■ **PROBLEM DESCRIPTION**
Identify each line holding the string "will" and copy it.

■ **RECORDS SHOWN**

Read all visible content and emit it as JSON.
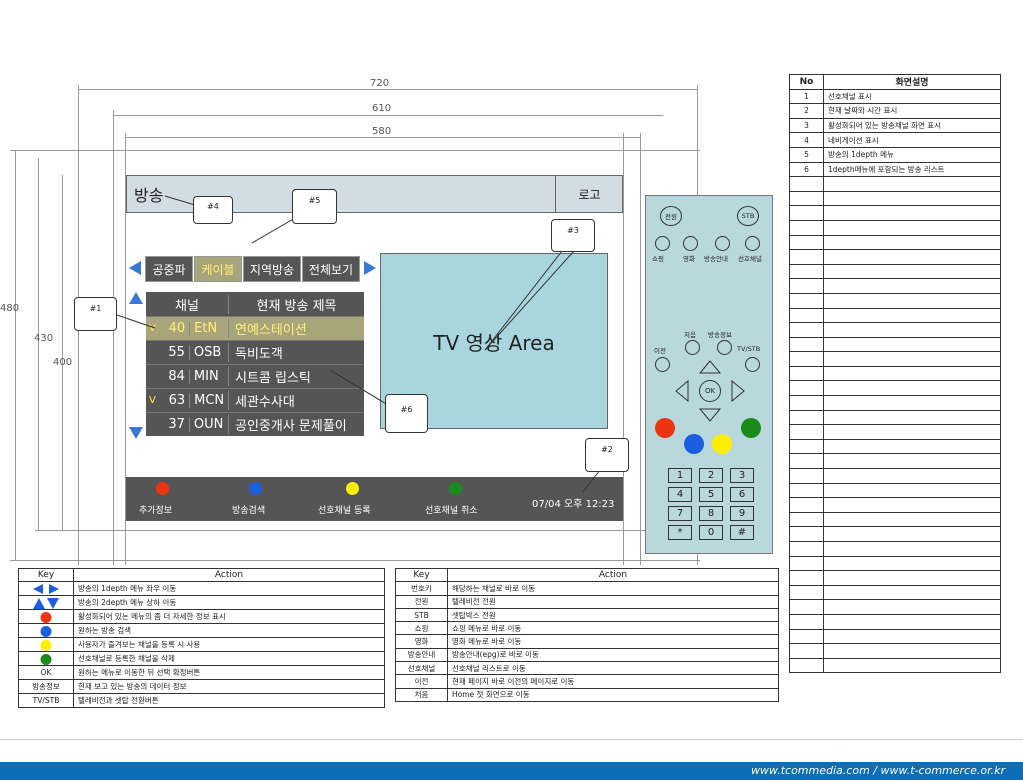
{
  "dimensions": {
    "w720": "720",
    "w610": "610",
    "w580": "580",
    "h480": "480",
    "h430": "430",
    "h400": "400"
  },
  "screen": {
    "section_title": "방송",
    "logo": "로고",
    "categories": [
      "공중파",
      "케이블",
      "지역방송",
      "전체보기"
    ],
    "table_header": {
      "channel": "채널",
      "title": "현재 방송 제목"
    },
    "channels": [
      {
        "fav": "V",
        "num": "40",
        "name": "EtN",
        "title": "연예스테이션"
      },
      {
        "fav": "",
        "num": "55",
        "name": "OSB",
        "title": "독비도객"
      },
      {
        "fav": "",
        "num": "84",
        "name": "MIN",
        "title": "시트콤 립스틱"
      },
      {
        "fav": "V",
        "num": "63",
        "name": "MCN",
        "title": "세관수사대"
      },
      {
        "fav": "",
        "num": "37",
        "name": "OUN",
        "title": "공인중개사 문제풀이"
      }
    ],
    "video_area": "TV 영상 Area",
    "bottom_labels": [
      "추가정보",
      "방송검색",
      "선호채널 등록",
      "선호채널 취소"
    ],
    "datetime": "07/04 오후 12:23",
    "callouts": [
      "#1",
      "#2",
      "#3",
      "#4",
      "#5",
      "#6"
    ]
  },
  "remote": {
    "power": "전원",
    "stb": "STB",
    "top_labels": [
      "쇼핑",
      "영화",
      "방송안내",
      "선호채널"
    ],
    "mid_labels": {
      "home": "처음",
      "info": "방송정보",
      "prev": "이전",
      "tvstb": "TV/STB"
    },
    "ok": "OK",
    "keys": [
      "1",
      "2",
      "3",
      "4",
      "5",
      "6",
      "7",
      "8",
      "9",
      "*",
      "0",
      "#"
    ]
  },
  "key_table_left": {
    "headers": [
      "Key",
      "Action"
    ],
    "rows": [
      {
        "key": "",
        "icon": "left-right-arrows-icon",
        "action": "방송의 1depth 메뉴 좌우 이동"
      },
      {
        "key": "",
        "icon": "up-down-arrows-icon",
        "action": "방송의 2depth 메뉴 상하 이동"
      },
      {
        "key": "",
        "icon": "red-circle-icon",
        "action": "활성화되어 있는 메뉴의 좀 더 자세한 정보 표시"
      },
      {
        "key": "",
        "icon": "blue-circle-icon",
        "action": "원하는 방송 검색"
      },
      {
        "key": "",
        "icon": "yellow-circle-icon",
        "action": "사용자가 즐겨보는 채널을 등록 시 사용"
      },
      {
        "key": "",
        "icon": "green-circle-icon",
        "action": "선호채널로 등록한 채널을 삭제"
      },
      {
        "key": "OK",
        "icon": "",
        "action": "원하는 메뉴로 이동한 뒤 선택 확정버튼"
      },
      {
        "key": "방송정보",
        "icon": "",
        "action": "현재 보고 있는 방송의 데이터 정보"
      },
      {
        "key": "TV/STB",
        "icon": "",
        "action": "텔레비전과 셋탑 전환버튼"
      }
    ]
  },
  "key_table_right": {
    "headers": [
      "Key",
      "Action"
    ],
    "rows": [
      {
        "key": "번호키",
        "action": "해당하는 채널로 바로 이동"
      },
      {
        "key": "전원",
        "action": "텔레비전 전원"
      },
      {
        "key": "STB",
        "action": "셋탑박스 전원"
      },
      {
        "key": "쇼핑",
        "action": "쇼핑 메뉴로 바로 이동"
      },
      {
        "key": "영화",
        "action": "영화 메뉴로 바로 이동"
      },
      {
        "key": "방송안내",
        "action": "방송안내(epg)로 바로 이동"
      },
      {
        "key": "선호채널",
        "action": "선호채널 리스트로 이동"
      },
      {
        "key": "이전",
        "action": "현재 페이지 바로 이전의 페이지로 이동"
      },
      {
        "key": "처음",
        "action": "Home 첫 화면으로 이동"
      }
    ]
  },
  "desc_table": {
    "headers": [
      "No",
      "화면설명"
    ],
    "rows": [
      {
        "no": "1",
        "desc": "선호채널 표시"
      },
      {
        "no": "2",
        "desc": "현재 날짜와 시간 표시"
      },
      {
        "no": "3",
        "desc": "활성화되어 있는 방송채널 화면 표시"
      },
      {
        "no": "4",
        "desc": "네비게이션 표시"
      },
      {
        "no": "5",
        "desc": "방송의 1depth 메뉴"
      },
      {
        "no": "6",
        "desc": "1depth메뉴에 포함되는 방송 리스트"
      }
    ],
    "empty_rows": 34
  },
  "footer": {
    "url": "www.tcommedia.com / www.t-commerce.or.kr"
  },
  "colors": {
    "red": "#ee3311",
    "blue": "#1a5fe0",
    "yellow": "#ffee00",
    "green": "#1a8a1a",
    "accent": "#3a78d8",
    "footer": "#0a6fb8"
  }
}
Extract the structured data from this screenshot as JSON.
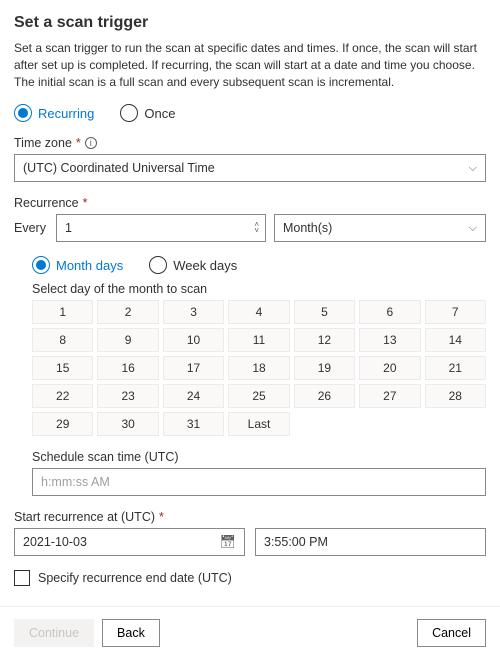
{
  "title": "Set a scan trigger",
  "description": "Set a scan trigger to run the scan at specific dates and times. If once, the scan will start after set up is completed. If recurring, the scan will start at a date and time you choose. The initial scan is a full scan and every subsequent scan is incremental.",
  "trigger_type": {
    "recurring": "Recurring",
    "once": "Once"
  },
  "timezone": {
    "label": "Time zone",
    "value": "(UTC) Coordinated Universal Time"
  },
  "recurrence": {
    "label": "Recurrence",
    "every_label": "Every",
    "every_value": "1",
    "unit": "Month(s)",
    "mode": {
      "month_days": "Month days",
      "week_days": "Week days"
    },
    "select_day_label": "Select day of the month to scan",
    "days": [
      "1",
      "2",
      "3",
      "4",
      "5",
      "6",
      "7",
      "8",
      "9",
      "10",
      "11",
      "12",
      "13",
      "14",
      "15",
      "16",
      "17",
      "18",
      "19",
      "20",
      "21",
      "22",
      "23",
      "24",
      "25",
      "26",
      "27",
      "28",
      "29",
      "30",
      "31",
      "Last"
    ],
    "schedule_time_label": "Schedule scan time (UTC)",
    "schedule_time_placeholder": "h:mm:ss AM"
  },
  "start": {
    "label": "Start recurrence at (UTC)",
    "date": "2021-10-03",
    "time": "3:55:00 PM"
  },
  "end": {
    "checkbox_label": "Specify recurrence end date (UTC)"
  },
  "footer": {
    "continue": "Continue",
    "back": "Back",
    "cancel": "Cancel"
  }
}
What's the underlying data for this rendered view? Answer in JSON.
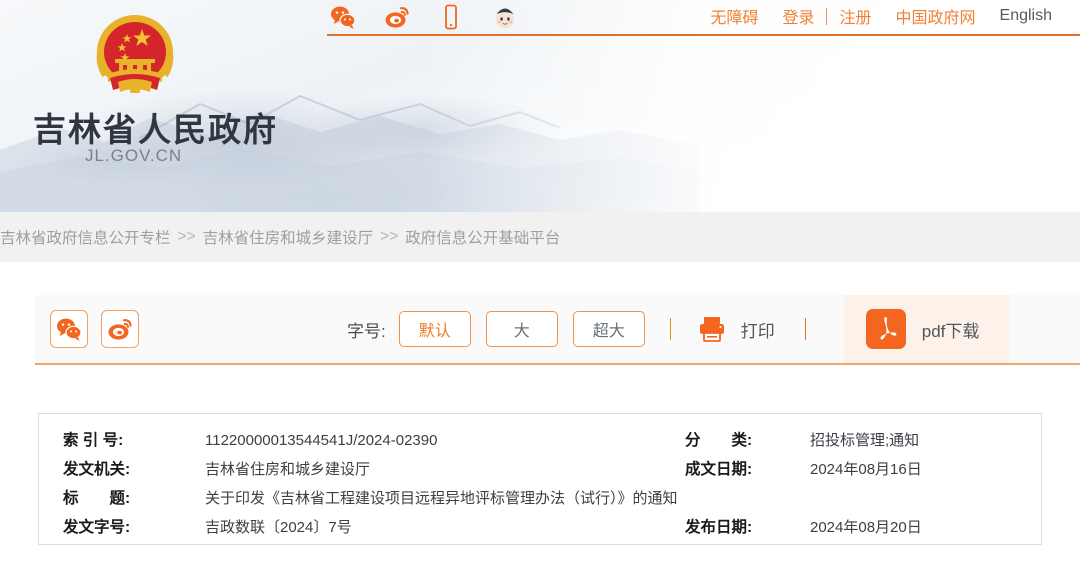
{
  "header": {
    "emblem_icon": "china-national-emblem",
    "site_title": "吉林省人民政府",
    "site_domain": "JL.GOV.CN",
    "social_icons": [
      {
        "name": "wechat-icon",
        "label": "微信"
      },
      {
        "name": "weibo-icon",
        "label": "微博"
      },
      {
        "name": "mobile-icon",
        "label": "手机版"
      },
      {
        "name": "mascot-avatar-icon",
        "label": "吉祥物"
      }
    ],
    "links": [
      {
        "label": "无障碍",
        "style": "orange"
      },
      {
        "label": "登录",
        "style": "orange"
      },
      {
        "label": "注册",
        "style": "orange"
      },
      {
        "label": "中国政府网",
        "style": "orange"
      },
      {
        "label": "English",
        "style": "dark"
      }
    ]
  },
  "breadcrumb": {
    "items": [
      "吉林省政府信息公开专栏",
      "吉林省住房和城乡建设厅",
      "政府信息公开基础平台"
    ],
    "separator": ">>"
  },
  "toolbar": {
    "share": [
      {
        "name": "wechat-share-icon",
        "label": "分享到微信"
      },
      {
        "name": "weibo-share-icon",
        "label": "分享到微博"
      }
    ],
    "fontsize_label": "字号:",
    "fontsize_buttons": [
      {
        "label": "默认",
        "active": true
      },
      {
        "label": "大",
        "active": false
      },
      {
        "label": "超大",
        "active": false
      }
    ],
    "print_label": "打印",
    "print_icon": "printer-icon",
    "pdf_label": "pdf下载",
    "pdf_icon": "pdf-icon"
  },
  "info": {
    "rows": [
      {
        "left_label": "索 引 号:",
        "left_value": "11220000013544541J/2024-02390",
        "right_label": "分　　类:",
        "right_value": "招投标管理;通知"
      },
      {
        "left_label": "发文机关:",
        "left_value": "吉林省住房和城乡建设厅",
        "right_label": "成文日期:",
        "right_value": "2024年08月16日"
      },
      {
        "left_label": "标　　题:",
        "left_value": "关于印发《吉林省工程建设项目远程异地评标管理办法（试行）》的通知",
        "right_label": "",
        "right_value": ""
      },
      {
        "left_label": "发文字号:",
        "left_value": "吉政数联〔2024〕7号",
        "right_label": "发布日期:",
        "right_value": "2024年08月20日"
      }
    ]
  },
  "colors": {
    "accent_orange": "#e2702a",
    "link_orange": "#ef8137",
    "pdf_red": "#f4651f",
    "band_gray": "#f1f1f1"
  }
}
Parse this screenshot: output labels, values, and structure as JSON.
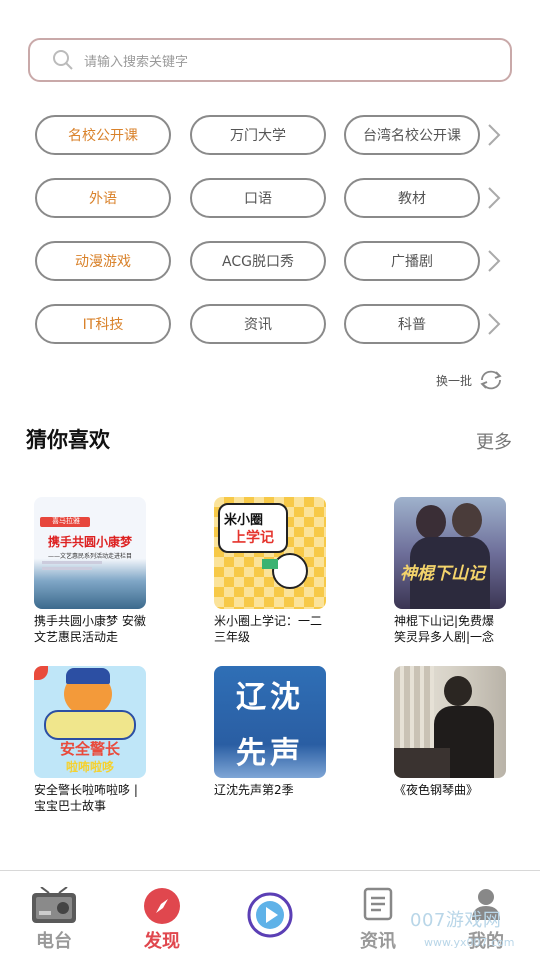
{
  "search": {
    "placeholder": "请输入搜索关键字",
    "icon": "search-icon"
  },
  "categories": [
    {
      "row": 1,
      "items": [
        "名校公开课",
        "万门大学",
        "台湾名校公开课"
      ]
    },
    {
      "row": 2,
      "items": [
        "外语",
        "口语",
        "教材"
      ]
    },
    {
      "row": 3,
      "items": [
        "动漫游戏",
        "ACG脱口秀",
        "广播剧"
      ]
    },
    {
      "row": 4,
      "items": [
        "IT科技",
        "资讯",
        "科普"
      ]
    }
  ],
  "refresh_label": "换一批",
  "recommend": {
    "title": "猜你喜欢",
    "more": "更多",
    "cards": [
      {
        "caption": "携手共圆小康梦 安徽文艺惠民活动走",
        "thumb_title": "携手共圆小康梦",
        "thumb_sub": "——文艺惠民系列活动走进栏目",
        "thumb_brand": "喜马拉雅"
      },
      {
        "caption": "米小圈上学记：一二三年级",
        "thumb_title": "米小圈",
        "thumb_sub": "上学记"
      },
      {
        "caption": "神棍下山记|免费爆笑灵异多人剧|一念",
        "thumb_title": "神棍下山记"
      },
      {
        "caption": "安全警长啦咘啦哆 | 宝宝巴士故事",
        "thumb_title": "安全警长",
        "thumb_sub": "啦咘啦哆"
      },
      {
        "caption": "辽沈先声第2季",
        "thumb_title": "辽沈",
        "thumb_sub": "先声"
      },
      {
        "caption": "《夜色钢琴曲》"
      }
    ]
  },
  "tabs": [
    {
      "label": "电台",
      "icon": "radio-icon",
      "active": false
    },
    {
      "label": "发现",
      "icon": "compass-icon",
      "active": true
    },
    {
      "label": "",
      "icon": "play-icon",
      "active": false
    },
    {
      "label": "资讯",
      "icon": "news-icon",
      "active": false
    },
    {
      "label": "我的",
      "icon": "user-icon",
      "active": false
    }
  ],
  "colors": {
    "accent": "#d9822b",
    "active_tab": "#e0474e",
    "border": "#8a8a8a"
  },
  "watermark": {
    "text": "007游戏网",
    "url": "www.yx007.com"
  }
}
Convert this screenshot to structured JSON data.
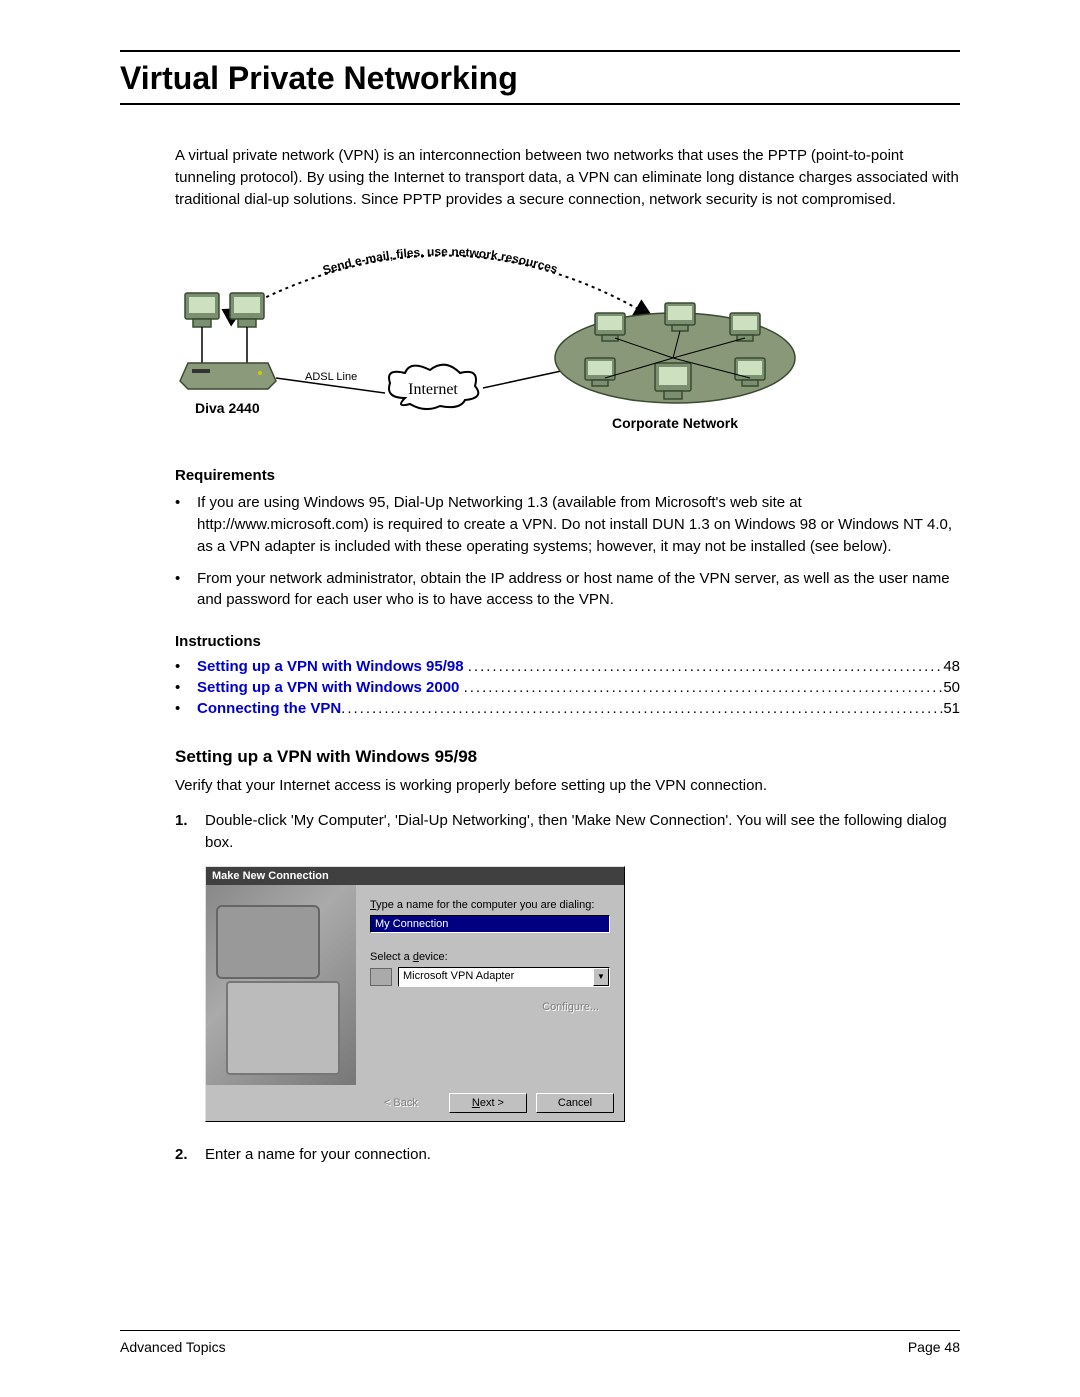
{
  "title": "Virtual Private Networking",
  "intro": "A virtual private network (VPN) is an interconnection between two networks that uses the PPTP (point-to-point tunneling protocol). By using the Internet to transport data, a VPN can eliminate long distance charges associated with traditional dial-up solutions. Since PPTP provides a secure connection, network security is not compromised.",
  "diagram": {
    "arc_text": "Send e-mail, files, use network resources",
    "left_label": "Diva 2440",
    "adsl_label": "ADSL Line",
    "internet_label": "Internet",
    "right_label": "Corporate Network"
  },
  "requirements": {
    "heading": "Requirements",
    "items": [
      "If you are using Windows 95, Dial-Up Networking 1.3 (available from Microsoft's web site at http://www.microsoft.com) is required to create a VPN. Do not install DUN 1.3 on Windows 98 or Windows NT 4.0, as a VPN adapter is included with these operating systems; however, it may not be installed (see below).",
      "From your network administrator, obtain the IP address or host name of the VPN server, as well as the user name and password for each user who is to have access to the VPN."
    ]
  },
  "instructions": {
    "heading": "Instructions",
    "items": [
      {
        "label": "Setting up a VPN with Windows 95/98",
        "page": "48"
      },
      {
        "label": "Setting up a VPN with Windows 2000",
        "page": "50"
      },
      {
        "label": "Connecting the VPN",
        "page": "51"
      }
    ]
  },
  "section": {
    "heading": "Setting up a VPN with Windows 95/98",
    "verify": "Verify that your Internet access is working properly before setting up the VPN connection.",
    "step1_num": "1.",
    "step1": "Double-click 'My Computer', 'Dial-Up Networking', then 'Make New Connection'. You will see the following dialog box.",
    "step2_num": "2.",
    "step2": "Enter a name for your connection."
  },
  "dialog": {
    "title": "Make New Connection",
    "type_label_prefix": "T",
    "type_label": "ype a name for the computer you are dialing:",
    "name_value": "My Connection",
    "device_label_prefix": "Select a ",
    "device_label_ul": "d",
    "device_label_suffix": "evice:",
    "device_value": "Microsoft VPN Adapter",
    "configure_label": "Configure...",
    "back_label": "< Back",
    "next_label": "Next >",
    "cancel_label": "Cancel"
  },
  "footer": {
    "left": "Advanced Topics",
    "right": "Page 48"
  }
}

■ **SOLUTION TO THIS PROBLEM**
  "description": "Set a scan trigger to run the scan at specific dates and times. If once, the scan will start after set up is completed. If recurring, the scan will start at a date and time you choose. The initial scan is a full scan and every subsequent scan is incremental.",
    "step1": "Double-click 'My Computer', 'Dial-Up Networking', then 'Make New Connection'. You will see the following dialog box.",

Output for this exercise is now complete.